[EXERCISE BRIEF] Each line of the data that includes the string "object" is to be copied out.

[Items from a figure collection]
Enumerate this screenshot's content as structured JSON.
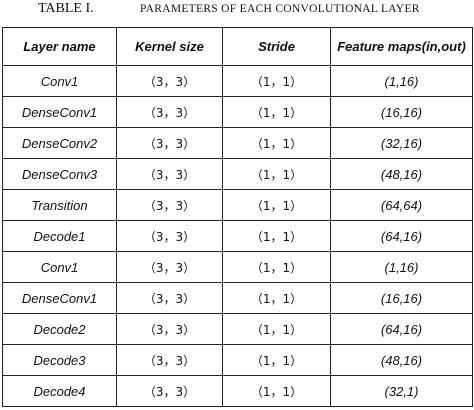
{
  "caption": {
    "label": "TABLE I.",
    "title": "PARAMETERS OF EACH CONVOLUTIONAL LAYER"
  },
  "table": {
    "header": [
      "Layer name",
      "Kernel size",
      "Stride",
      "Feature maps(in,out)"
    ],
    "rows": [
      [
        "Conv1",
        "（3，3）",
        "（1，1）",
        "(1,16)"
      ],
      [
        "DenseConv1",
        "（3，3）",
        "（1，1）",
        "(16,16)"
      ],
      [
        "DenseConv2",
        "（3，3）",
        "（1，1）",
        "(32,16)"
      ],
      [
        "DenseConv3",
        "（3，3）",
        "（1，1）",
        "(48,16)"
      ],
      [
        "Transition",
        "（3，3）",
        "（1，1）",
        "(64,64)"
      ],
      [
        "Decode1",
        "（3，3）",
        "（1，1）",
        "(64,16)"
      ],
      [
        "Conv1",
        "（3，3）",
        "（1，1）",
        "(1,16)"
      ],
      [
        "DenseConv1",
        "（3，3）",
        "（1，1）",
        "(16,16)"
      ],
      [
        "Decode2",
        "（3，3）",
        "（1，1）",
        "(64,16)"
      ],
      [
        "Decode3",
        "（3，3）",
        "（1，1）",
        "(48,16)"
      ],
      [
        "Decode4",
        "（3，3）",
        "（1，1）",
        "(32,1)"
      ]
    ]
  }
}
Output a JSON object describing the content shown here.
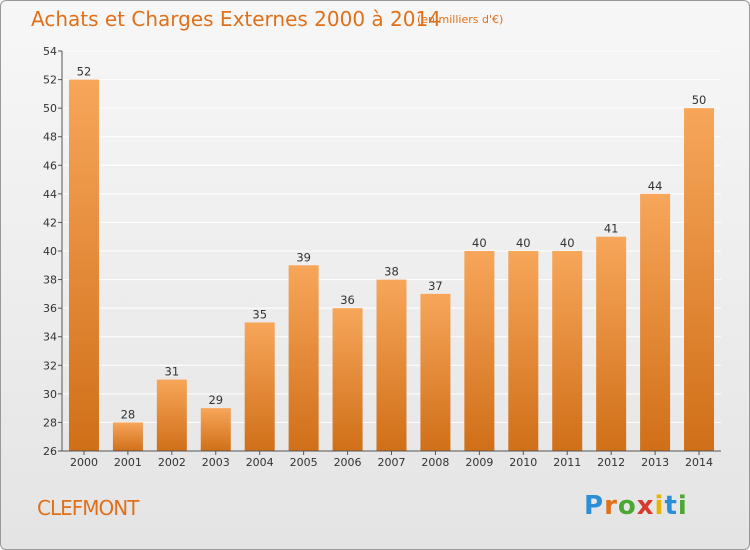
{
  "title": "Achats et Charges Externes 2000 à 2014",
  "unit": "(en milliers d'€)",
  "commune": "CLEFMONT",
  "logo": {
    "letters": [
      "P",
      "r",
      "o",
      "x",
      "i",
      "t",
      "i"
    ]
  },
  "colors": {
    "bar_top": "#f7a65a",
    "bar_bottom": "#d06f18",
    "accent": "#e0701a",
    "grid": "#ffffff"
  },
  "chart_data": {
    "type": "bar",
    "categories": [
      "2000",
      "2001",
      "2002",
      "2003",
      "2004",
      "2005",
      "2006",
      "2007",
      "2008",
      "2009",
      "2010",
      "2011",
      "2012",
      "2013",
      "2014"
    ],
    "values": [
      52,
      28,
      31,
      29,
      35,
      39,
      36,
      38,
      37,
      40,
      40,
      40,
      41,
      44,
      50
    ],
    "data_labels": [
      "52",
      "28",
      "31",
      "29",
      "35",
      "39",
      "36",
      "38",
      "37",
      "40",
      "40",
      "40",
      "41",
      "44",
      "50"
    ],
    "yticks": [
      "26",
      "28",
      "30",
      "32",
      "34",
      "36",
      "38",
      "40",
      "42",
      "44",
      "46",
      "48",
      "50",
      "52",
      "54"
    ],
    "ylim": [
      26,
      54
    ],
    "grid": true
  }
}
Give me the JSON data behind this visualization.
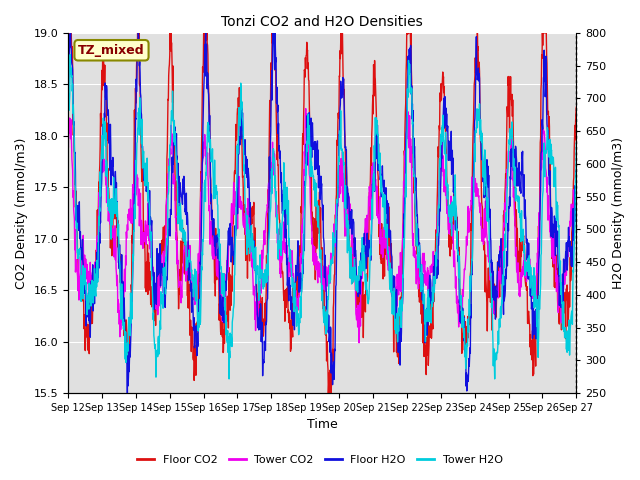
{
  "title": "Tonzi CO2 and H2O Densities",
  "xlabel": "Time",
  "ylabel_left": "CO2 Density (mmol/m3)",
  "ylabel_right": "H2O Density (mmol/m3)",
  "annotation_text": "TZ_mixed",
  "annotation_bg": "#FFFFCC",
  "annotation_border": "#888800",
  "annotation_color": "#880000",
  "xlim_days": [
    12,
    27
  ],
  "ylim_co2": [
    15.5,
    19.0
  ],
  "ylim_h2o": [
    250,
    800
  ],
  "yticks_co2": [
    15.5,
    16.0,
    16.5,
    17.0,
    17.5,
    18.0,
    18.5,
    19.0
  ],
  "yticks_h2o": [
    250,
    300,
    350,
    400,
    450,
    500,
    550,
    600,
    650,
    700,
    750,
    800
  ],
  "xtick_labels": [
    "Sep 12",
    "Sep 13",
    "Sep 14",
    "Sep 15",
    "Sep 16",
    "Sep 17",
    "Sep 18",
    "Sep 19",
    "Sep 20",
    "Sep 21",
    "Sep 22",
    "Sep 23",
    "Sep 24",
    "Sep 25",
    "Sep 26",
    "Sep 27"
  ],
  "colors": {
    "floor_co2": "#DD1111",
    "tower_co2": "#EE00EE",
    "floor_h2o": "#1111DD",
    "tower_h2o": "#00CCDD"
  },
  "legend_labels": [
    "Floor CO2",
    "Tower CO2",
    "Floor H2O",
    "Tower H2O"
  ],
  "shaded_band": [
    17.5,
    18.5
  ],
  "shaded_color": "#DDDDDD",
  "background_color": "#E0E0E0",
  "grid_color": "#FFFFFF",
  "fig_bg": "#FFFFFF"
}
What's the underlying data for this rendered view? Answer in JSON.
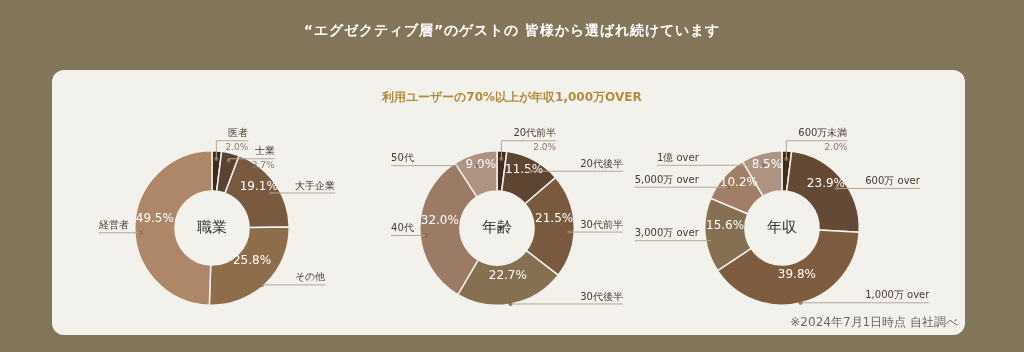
{
  "chart_data": [
    {
      "type": "donut",
      "title": "職業",
      "annotations": [
        "“エグゼクティブ層”のゲストの 皆様から選ばれ続けています",
        "利用ユーザーの70%以上が年収1,000万OVER"
      ],
      "categories": [
        "医者",
        "士業",
        "大手企業",
        "その他",
        "経営者"
      ],
      "values": [
        2.0,
        3.7,
        19.1,
        25.8,
        49.5
      ],
      "value_labels": [
        "2.0%",
        "3.7%",
        "19.1%",
        "25.8%",
        "49.5%"
      ],
      "colors": [
        "#3e2c1f",
        "#5a4330",
        "#7a5a3e",
        "#8e6d4b",
        "#ad8767"
      ]
    },
    {
      "type": "donut",
      "title": "年齢",
      "categories": [
        "20代前半",
        "20代後半",
        "30代前半",
        "30代後半",
        "40代",
        "50代"
      ],
      "values": [
        2.0,
        11.5,
        21.5,
        22.7,
        32.0,
        9.0
      ],
      "value_labels": [
        "2.0%",
        "11.5%",
        "21.5%",
        "22.7%",
        "32.0%",
        "9.0%"
      ],
      "colors": [
        "#3e2c1f",
        "#5e4532",
        "#7a5a3e",
        "#857152",
        "#9c7b66",
        "#ae9382"
      ]
    },
    {
      "type": "donut",
      "title": "年収",
      "annotations": [
        "※2024年7月1日時点 自社調べ"
      ],
      "categories": [
        "600万未満",
        "600万 over",
        "1,000万 over",
        "3,000万 over",
        "5,000万 over",
        "1億 over"
      ],
      "values": [
        2.0,
        23.9,
        39.8,
        15.6,
        10.2,
        8.5
      ],
      "value_labels": [
        "2.0%",
        "23.9%",
        "39.8%",
        "15.6%",
        "10.2%",
        "8.5%"
      ],
      "colors": [
        "#3e2c1f",
        "#644a35",
        "#7d5c40",
        "#857152",
        "#a07e68",
        "#ae9382"
      ]
    }
  ]
}
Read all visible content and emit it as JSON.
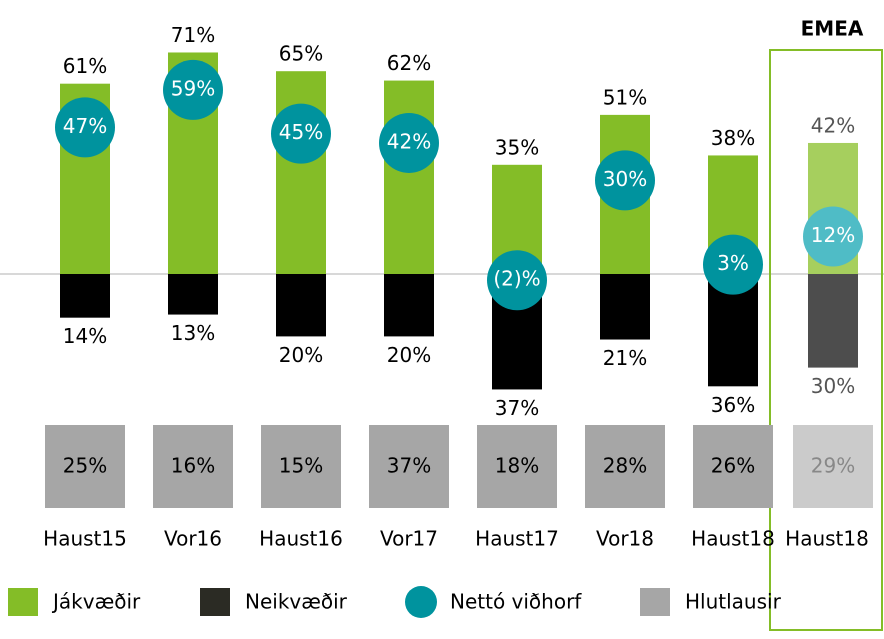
{
  "chart_data": {
    "type": "bar",
    "annotation": "EMEA",
    "categories": [
      "Haust15",
      "Vor16",
      "Haust16",
      "Vor17",
      "Haust17",
      "Vor18",
      "Haust18",
      "Haust18"
    ],
    "series": [
      {
        "name": "Jákvæðir",
        "color": "#84bd27",
        "point_colors": [
          "#84bd27",
          "#84bd27",
          "#84bd27",
          "#84bd27",
          "#84bd27",
          "#84bd27",
          "#84bd27",
          "#a6cf5e"
        ],
        "values": [
          61,
          71,
          65,
          62,
          35,
          51,
          38,
          42
        ],
        "value_labels": [
          "61%",
          "71%",
          "65%",
          "62%",
          "35%",
          "51%",
          "38%",
          "42%"
        ]
      },
      {
        "name": "Neikvæðir",
        "color": "#000000",
        "point_colors": [
          "#000000",
          "#000000",
          "#000000",
          "#000000",
          "#000000",
          "#000000",
          "#000000",
          "#4d4d4d"
        ],
        "values": [
          14,
          13,
          20,
          20,
          37,
          21,
          36,
          30
        ],
        "value_labels": [
          "14%",
          "13%",
          "20%",
          "20%",
          "37%",
          "21%",
          "36%",
          "30%"
        ]
      },
      {
        "name": "Nettó viðhorf",
        "color": "#00939e",
        "point_colors": [
          "#00939e",
          "#00939e",
          "#00939e",
          "#00939e",
          "#00939e",
          "#00939e",
          "#00939e",
          "#4fbcc6"
        ],
        "values": [
          47,
          59,
          45,
          42,
          -2,
          30,
          3,
          12
        ],
        "value_labels": [
          "47%",
          "59%",
          "45%",
          "42%",
          "(2)%",
          "30%",
          "3%",
          "12%"
        ]
      },
      {
        "name": "Hlutlausir",
        "color": "#a6a6a6",
        "point_colors": [
          "#a6a6a6",
          "#a6a6a6",
          "#a6a6a6",
          "#a6a6a6",
          "#a6a6a6",
          "#a6a6a6",
          "#a6a6a6",
          "#cbcbcb"
        ],
        "values": [
          25,
          16,
          15,
          37,
          18,
          28,
          26,
          29
        ],
        "value_labels": [
          "25%",
          "16%",
          "15%",
          "37%",
          "18%",
          "28%",
          "26%",
          "29%"
        ]
      }
    ]
  }
}
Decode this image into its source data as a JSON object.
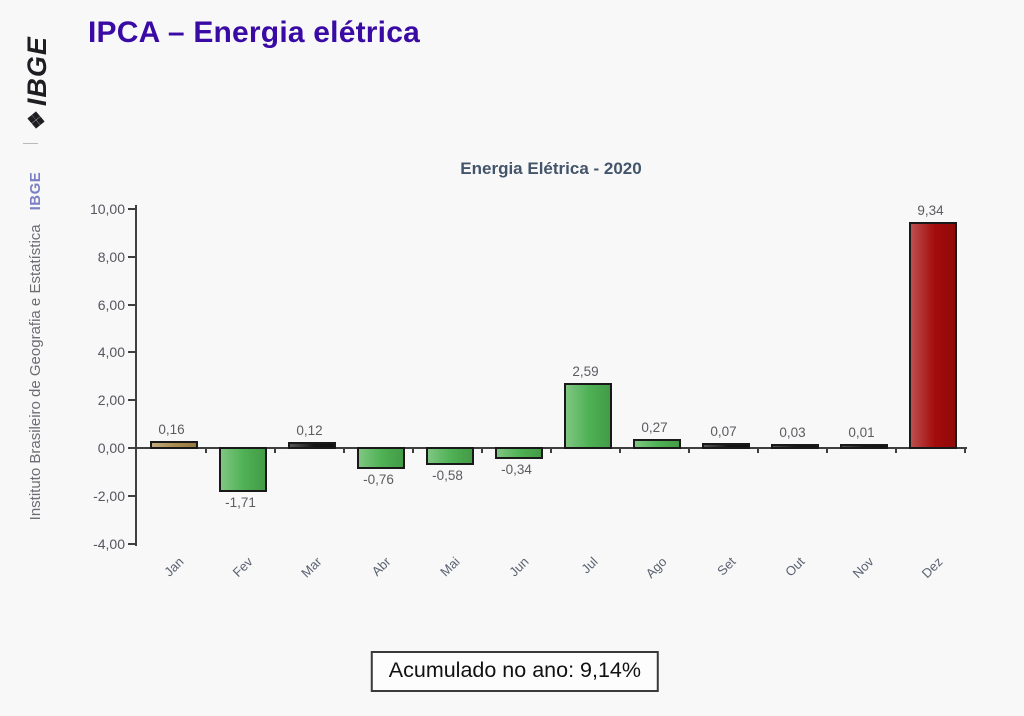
{
  "page": {
    "background": "#f8f8f9"
  },
  "sidebar": {
    "logo_text": "IBGE",
    "org_name": "Instituto Brasileiro de Geografia e Estatística",
    "org_abbrev": "IBGE"
  },
  "header": {
    "title": "IPCA – Energia elétrica",
    "title_color": "#3a0aa4"
  },
  "chart_data": {
    "type": "bar",
    "title": "Energia Elétrica - 2020",
    "categories": [
      "Jan",
      "Fev",
      "Mar",
      "Abr",
      "Mai",
      "Jun",
      "Jul",
      "Ago",
      "Set",
      "Out",
      "Nov",
      "Dez"
    ],
    "values": [
      0.16,
      -1.71,
      0.12,
      -0.76,
      -0.58,
      -0.34,
      2.59,
      0.27,
      0.07,
      0.03,
      0.01,
      9.34
    ],
    "value_labels": [
      "0,16",
      "-1,71",
      "0,12",
      "-0,76",
      "-0,58",
      "-0,34",
      "2,59",
      "0,27",
      "0,07",
      "0,03",
      "0,01",
      "9,34"
    ],
    "bar_colors": [
      "#a98a4d",
      "#4db052",
      "#141414",
      "#4db052",
      "#4db052",
      "#4db052",
      "#4db052",
      "#4db052",
      "#141414",
      "#141414",
      "#141414",
      "#a30b0b"
    ],
    "xlabel": "",
    "ylabel": "",
    "ylim": [
      -4,
      10
    ],
    "ytick_step": 2,
    "ytick_labels": [
      "10,00",
      "8,00",
      "6,00",
      "4,00",
      "2,00",
      "0,00",
      "-2,00",
      "-4,00"
    ],
    "grid": false,
    "legend": null
  },
  "footer": {
    "accumulated_label": "Acumulado no ano: 9,14%"
  }
}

[SOLUTION]
Output a JSON object describing the content shown here.
Decode this image into its source data as a JSON object.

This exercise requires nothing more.